» WRITTEN PROBLEM
Exclude the pictures, then copy all remaining records exactly.

— START —

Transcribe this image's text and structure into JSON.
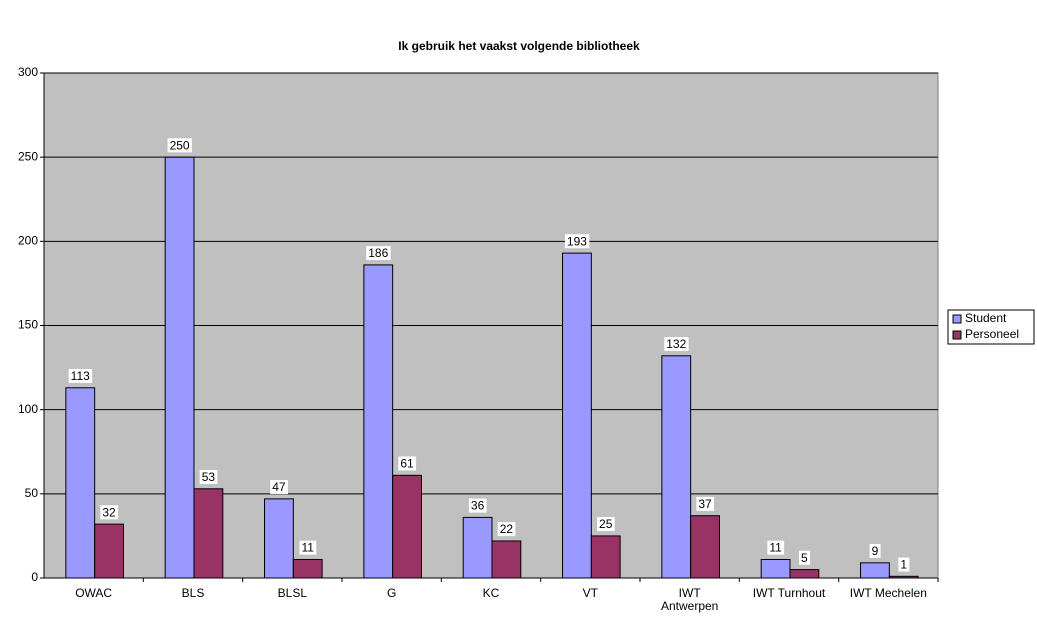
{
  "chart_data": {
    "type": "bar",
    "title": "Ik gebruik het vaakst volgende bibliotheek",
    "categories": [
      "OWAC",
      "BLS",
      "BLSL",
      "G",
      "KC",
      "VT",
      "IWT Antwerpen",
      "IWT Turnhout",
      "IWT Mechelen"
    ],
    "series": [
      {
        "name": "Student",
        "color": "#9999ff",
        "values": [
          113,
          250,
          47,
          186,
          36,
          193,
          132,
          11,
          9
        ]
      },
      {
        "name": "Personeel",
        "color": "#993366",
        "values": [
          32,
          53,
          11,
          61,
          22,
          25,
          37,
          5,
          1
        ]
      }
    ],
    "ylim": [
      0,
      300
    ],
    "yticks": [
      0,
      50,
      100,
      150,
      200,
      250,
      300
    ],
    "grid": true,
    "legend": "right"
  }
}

— END —

» SOLUTION
Transcribe this image's text and structure into JSON.
{
  "chart_data": {
    "type": "bar",
    "title": "Ik gebruik het vaakst volgende bibliotheek",
    "categories": [
      "OWAC",
      "BLS",
      "BLSL",
      "G",
      "KC",
      "VT",
      "IWT Antwerpen",
      "IWT Turnhout",
      "IWT Mechelen"
    ],
    "series": [
      {
        "name": "Student",
        "color": "#9999ff",
        "values": [
          113,
          250,
          47,
          186,
          36,
          193,
          132,
          11,
          9
        ]
      },
      {
        "name": "Personeel",
        "color": "#993366",
        "values": [
          32,
          53,
          11,
          61,
          22,
          25,
          37,
          5,
          1
        ]
      }
    ],
    "ylim": [
      0,
      300
    ],
    "yticks": [
      0,
      50,
      100,
      150,
      200,
      250,
      300
    ],
    "grid": true,
    "legend": "right"
  }
}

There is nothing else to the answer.